WRITTEN INSTRUCTION :: Where a line contains the word "ΕΚΠΑΙΔΕΥΤΙΚΩΝ", copy that line.

**** RECORDS PROVIDED

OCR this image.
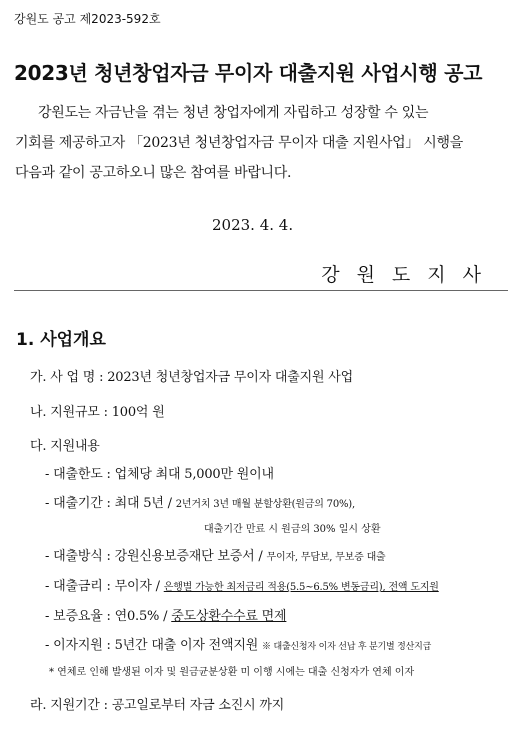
강원도 공고 제2023-592호
2023년 청년창업자금 무이자 대출지원 사업시행 공고
강원도는 자금난을 겪는 청년 창업자에게 자립하고 성장할 수 있는
기회를 제공하고자 「2023년 청년창업자금 무이자 대출 지원사업」 시행을
다음과 같이 공고하오니 많은 참여를 바랍니다.
2023. 4. 4.
강원도지사
1. 사업개요
가. 사 업 명 : 2023년 청년창업자금 무이자 대출지원 사업
나. 지원규모 : 100억 원
다. 지원내용
- 대출한도 : 업체당 최대 5,000만 원이내
- 대출기간 : 최대 5년 / 2년거치 3년 매월 분할상환(원금의 70%),
대출기간 만료 시 원금의 30% 일시 상환
- 대출방식 : 강원신용보증재단 보증서 / 무이자, 무담보, 무보증 대출
- 대출금리 : 무이자 / 은행별 가능한 최저금리 적용(5.5~6.5% 변동금리), 전액 도지원
- 보증요율 : 연0.5% / 중도상환수수료 면제
- 이자지원 : 5년간 대출 이자 전액지원 ※ 대출신청자 이자 선납 후 분기별 정산지급
* 연체로 인해 발생된 이자 및 원금균분상환 미 이행 시에는 대출 신청자가 연체 이자
라. 지원기간 : 공고일로부터 자금 소진시 까지
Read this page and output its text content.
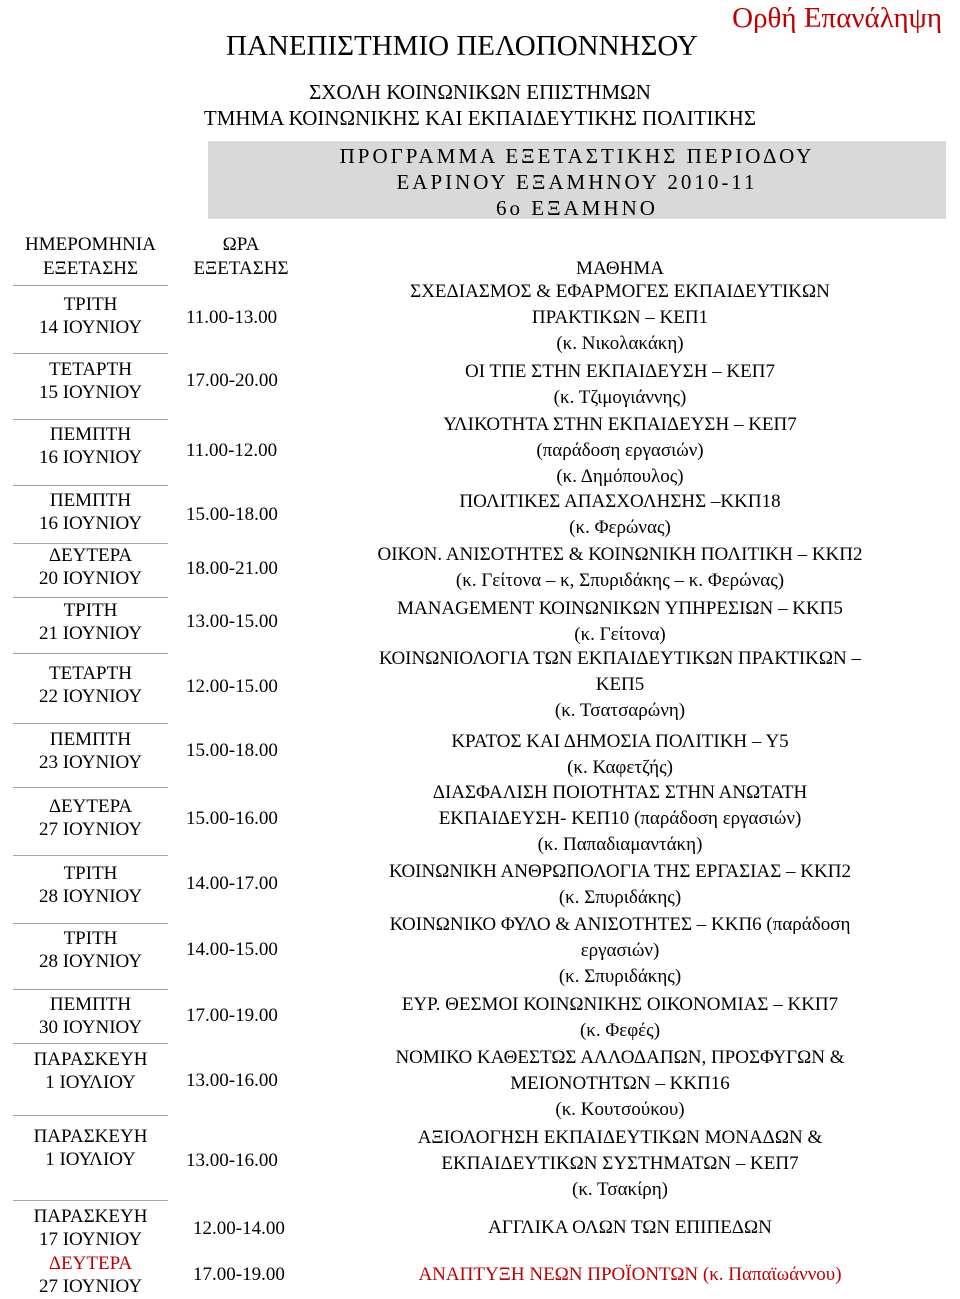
Ορθή Επανάληψη
ΠΑΝΕΠΙΣΤΗΜΙΟ ΠΕΛΟΠΟΝΝΗΣΟΥ
ΣΧΟΛΗ ΚΟΙΝΩΝΙΚΩΝ ΕΠΙΣΤΗΜΩΝ
ΤΜΗΜΑ ΚΟΙΝΩΝΙΚΗΣ ΚΑΙ ΕΚΠΑΙΔΕΥΤΙΚΗΣ ΠΟΛΙΤΙΚΗΣ
ΠΡΟΓΡΑΜΜΑ ΕΞΕΤΑΣΤΙΚΗΣ ΠΕΡΙΟΔΟΥ
ΕΑΡΙΝΟΥ ΕΞΑΜΗΝΟΥ 2010-11
6ο ΕΞΑΜΗΝΟ
ΗΜΕΡΟΜΗΝΙΑ
ΕΞΕΤΑΣΗΣ
ΤΡΙΤΗ
14 ΙΟΥΝΙΟΥ
ΤΕΤΑΡΤΗ
15 ΙΟΥΝΙΟΥ
ΠΕΜΠΤΗ
16 ΙΟΥΝΙΟΥ
ΠΕΜΠΤΗ
16 ΙΟΥΝΙΟΥ
ΔΕΥΤΕΡΑ
20 ΙΟΥΝΙΟΥ
ΤΡΙΤΗ
21 ΙΟΥΝΙΟΥ
ΤΕΤΑΡΤΗ
22 ΙΟΥΝΙΟΥ
ΠΕΜΠΤΗ
23 ΙΟΥΝΙΟΥ
ΔΕΥΤΕΡΑ
27 ΙΟΥΝΙΟΥ
ΤΡΙΤΗ
28 ΙΟΥΝΙΟΥ
ΤΡΙΤΗ
28 ΙΟΥΝΙΟΥ
ΠΕΜΠΤΗ
30 ΙΟΥΝΙΟΥ
ΠΑΡΑΣΚΕΥΗ
1 ΙΟΥΛΙΟΥ
ΠΑΡΑΣΚΕΥΗ
1 ΙΟΥΛΙΟΥ
ΠΑΡΑΣΚΕΥΗ
17 ΙΟΥΝΙΟΥ
ΔΕΥΤΕΡΑ
27 ΙΟΥΝΙΟΥ
ΩΡΑ
ΕΞΕΤΑΣΗΣ	ΜΑΘΗΜΑ
11.00-13.00
17.00-20.00
11.00-12.00
15.00-18.00
18.00-21.00
13.00-15.00
12.00-15.00
15.00-18.00
15.00-16.00
14.00-17.00
14.00-15.00
17.00-19.00
13.00-16.00
13.00-16.00
12.00-14.00
17.00-19.00
ΣΧΕΔΙΑΣΜΟΣ & ΕΦΑΡΜΟΓΕΣ ΕΚΠΑΙΔΕΥΤΙΚΩΝ
ΠΡΑΚΤΙΚΩΝ – ΚΕΠ1
(κ. Νικολακάκη)
ΟΙ ΤΠΕ ΣΤΗΝ ΕΚΠΑΙΔΕΥΣΗ – ΚΕΠ7
(κ. Τζιμογιάννης)
ΥΛΙΚΟΤΗΤΑ ΣΤΗΝ ΕΚΠΑΙΔΕΥΣΗ – ΚΕΠ7
(παράδοση εργασιών)
(κ. Δημόπουλος)
ΠΟΛΙΤΙΚΕΣ ΑΠΑΣΧΟΛΗΣΗΣ –ΚΚΠ18
(κ. Φερώνας)
ΟΙΚΟΝ. ΑΝΙΣΟΤΗΤΕΣ & ΚΟΙΝΩΝΙΚΗ ΠΟΛΙΤΙΚΗ – ΚΚΠ2
(κ. Γείτονα – κ, Σπυριδάκης – κ. Φερώνας)
MANAGEMENT ΚΟΙΝΩΝΙΚΩΝ ΥΠΗΡΕΣΙΩΝ – ΚΚΠ5
(κ. Γείτονα)
ΚΟΙΝΩΝΙΟΛΟΓΙΑ ΤΩΝ ΕΚΠΑΙΔΕΥΤΙΚΩΝ ΠΡΑΚΤΙΚΩΝ –
ΚΕΠ5
(κ. Τσατσαρώνη)
ΚΡΑΤΟΣ ΚΑΙ ΔΗΜΟΣΙΑ ΠΟΛΙΤΙΚΗ – Υ5
(κ. Καφετζής)
ΔΙΑΣΦΑΛΙΣΗ ΠΟΙΟΤΗΤΑΣ ΣΤΗΝ ΑΝΩΤΑΤΗ
ΕΚΠΑΙΔΕΥΣΗ- ΚΕΠ10 (παράδοση εργασιών)
(κ. Παπαδιαμαντάκη)
ΚΟΙΝΩΝΙΚΗ ΑΝΘΡΩΠΟΛΟΓΙΑ ΤΗΣ ΕΡΓΑΣΙΑΣ – ΚΚΠ2
(κ. Σπυριδάκης)
ΚΟΙΝΩΝΙΚΟ ΦΥΛΟ & ΑΝΙΣΟΤΗΤΕΣ – ΚΚΠ6 (παράδοση
εργασιών)
(κ. Σπυριδάκης)
ΕΥΡ. ΘΕΣΜΟΙ ΚΟΙΝΩΝΙΚΗΣ ΟΙΚΟΝΟΜΙΑΣ – ΚΚΠ7
(κ. Φεφές)
ΝΟΜΙΚΟ ΚΑΘΕΣΤΩΣ ΑΛΛΟΔΑΠΩΝ, ΠΡΟΣΦΥΓΩΝ &
ΜΕΙΟΝΟΤΗΤΩΝ – ΚΚΠ16
(κ. Κουτσούκου)
ΑΞΙΟΛΟΓΗΣΗ ΕΚΠΑΙΔΕΥΤΙΚΩΝ ΜΟΝΑΔΩΝ &
ΕΚΠΑΙΔΕΥΤΙΚΩΝ ΣΥΣΤΗΜΑΤΩΝ – ΚΕΠ7
(κ. Τσακίρη)
ΑΓΓΛΙΚΑ ΟΛΩΝ ΤΩΝ ΕΠΙΠΕΔΩΝ
ΑΝΑΠΤΥΞΗ ΝΕΩΝ ΠΡΟΪΟΝΤΩΝ (κ. Παπαϊωάννου)
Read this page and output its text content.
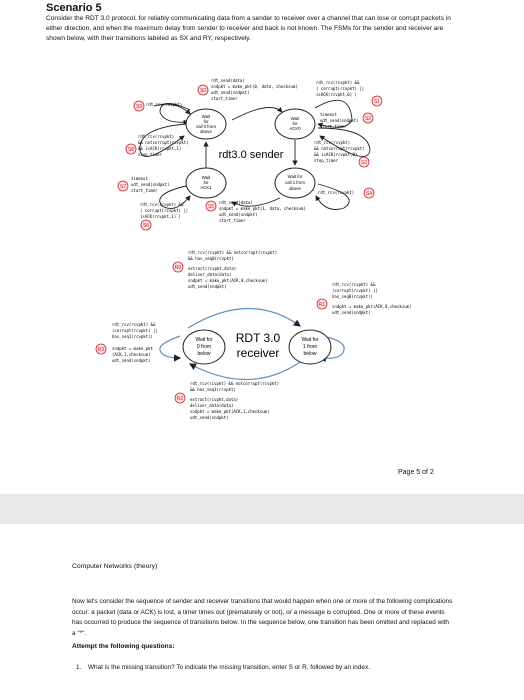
Scenario 5

Consider the RDT 3.0 protocol, for reliably communicating data from a sender to receiver over a channel that can lose or corrupt packets in either direction, and when the maximum delay from sender to receiver and back is not known. The FSMs for the sender and receiver are shown below, with their transitions labeled as SX and RY, respectively.

Wait
for
call 0 from
above
Wait
for
ACK0
Wait for
call 1 from
above
Wait
for
ACK1
rdt3.0 sender
S0
rdt_send(data)
sndpkt = make_pkt(0, data, checksum)
udt_send(sndpkt)
start_timer
rdt_rcv(rcvpkt) &&
( corrupt(rcvpkt) ||
isACK(rcvpkt,0) )
S1
timeout
udt_send(sndpkt)
start_timer
S2
rdt_rcv(rcvpkt)
&& notcorrupt(rcvpkt)
&& isACK(rcvpkt,0)
stop_timer	S3
rdt_rcv(rcvpkt) S4
S5
rdt_send(data)
sndpkt = make_pkt(1, data, checksum)
udt_send(sndpkt)
start_timer
rdt_rcv(rcvpkt) &&
( corrupt(rcvpkt) ||
isACK(rcvpkt,1) )
S6
S7
timeout
udt_send(sndpkt)
start_timer
rdt_rcv(rcvpkt)
&& notcorrupt(rcvpkt)
&& isACK(rcvpkt,1)
stop_timer
S8
S9 rdt_rcv(rcvpkt)
Wait for
0 from
below
Wait for
1 from
below
RDT 3.0
receiver
R0
rdt_rcv(rcvpkt) && notcorrupt(rcvpkt)
&& has_seq0(rcvpkt)
extract(rcvpkt,data)
deliver_data(data)
sndpkt = make_pkt(ACK,0,checksum)
udt_send(sndpkt)	rdt_rcv(rcvpkt) &&
(corrupt(rcvpkt) ||
has_seq0(rcvpkt))
R1 sndpkt = make_pkt(ACK,0,checksum)
udt_send(sndpkt)
R2
rdt_rcv(rcvpkt) && notcorrupt(rcvpkt)
&& has_seq1(rcvpkt)
extract(rcvpkt,data)
deliver_data(data)
sndpkt = make_pkt(ACK,1,checksum)
udt_send(sndpkt)
rdt_rcv(rcvpkt) &&
(corrupt(rcvpkt) ||
has_seq1(rcvpkt))
R3 sndpkt = make_pkt
(ACK,1,checksum)
udt_send(sndpkt)
Page 5 of 2
Computer Networks (theory)

Now let's consider the sequence of sender and receiver transitions that would happen when one or more of the following complications occur: a packet (data or ACK) is lost, a timer times out (prematurely or not), or a message is corrupted. One or more of these events has occurred to produce the sequence of transitions below. In the sequence below, one transition has been omitted and replaced with a "*".

Attempt the following questions:
1. What is the missing transition? To indicate the missing transition, enter S or R, followed by an index.
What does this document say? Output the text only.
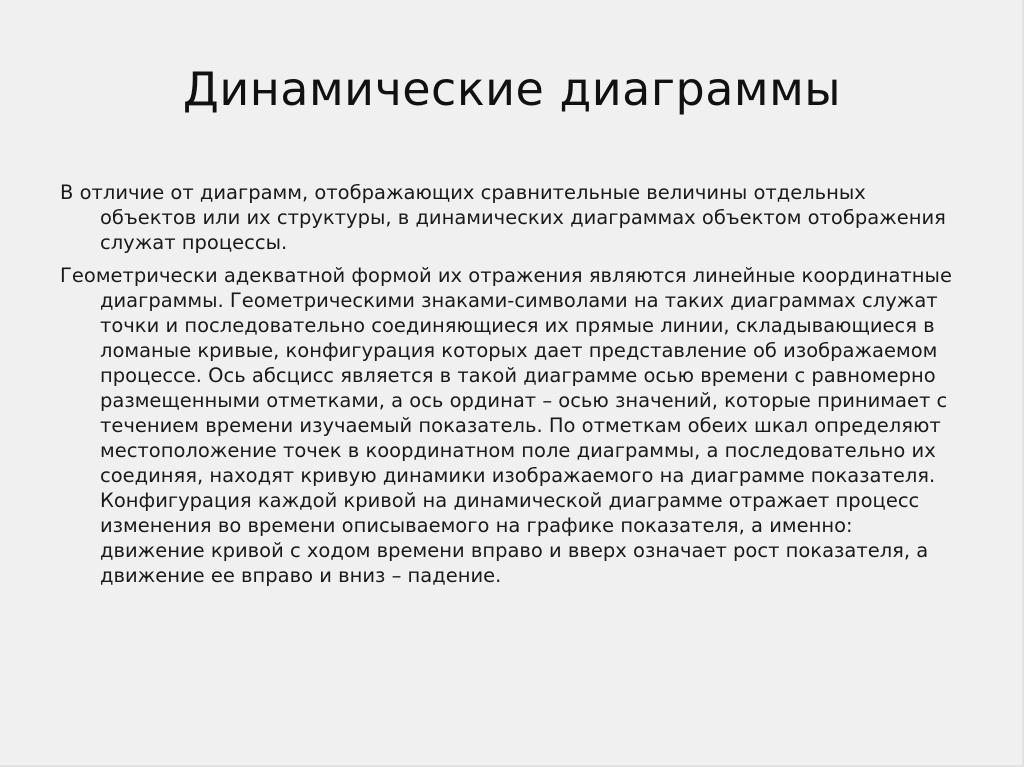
Динамические диаграммы

В отличие от диаграмм, отображающих сравнительные величины отдельных объектов или их структуры, в динамических диаграммах объектом отображения служат процессы.

Геометрически адекватной формой их отражения являются линейные координатные диаграммы. Геометрическими знаками-символами на таких диаграммах служат точки и последовательно соединяющиеся их прямые линии, складывающиеся в ломаные кривые, конфигурация которых дает представление об изображаемом процессе. Ось абсцисс является в такой диаграмме осью времени с равномерно размещенными отметками, а ось ординат – осью значений, которые принимает с течением времени изучаемый показатель. По отметкам обеих шкал определяют местоположение точек в координатном поле диаграммы, а последовательно их соединяя, находят кривую динамики изображаемого на диаграмме показателя. Конфигурация каждой кривой на динамической диаграмме отражает процесс изменения во времени описываемого на графике показателя, а именно: движение кривой с ходом времени вправо и вверх означает рост показателя, а движение ее вправо и вниз – падение.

********

SOLUTION FOR THIS TASK ::
ΣΧΕΔΙΑΣΜΟΣ & ΕΦΑΡΜΟΓΕΣ ΕΚΠΑΙΔΕΥΤΙΚΩΝ
ΚΟΙΝΩΝΙΟΛΟΓΙΑ ΤΩΝ ΕΚΠΑΙΔΕΥΤΙΚΩΝ ΠΡΑΚΤΙΚΩΝ –
ΑΞΙΟΛΟΓΗΣΗ ΕΚΠΑΙΔΕΥΤΙΚΩΝ ΜΟΝΑΔΩΝ &
ΕΚΠΑΙΔΕΥΤΙΚΩΝ ΣΥΣΤΗΜΑΤΩΝ – ΚΕΠ7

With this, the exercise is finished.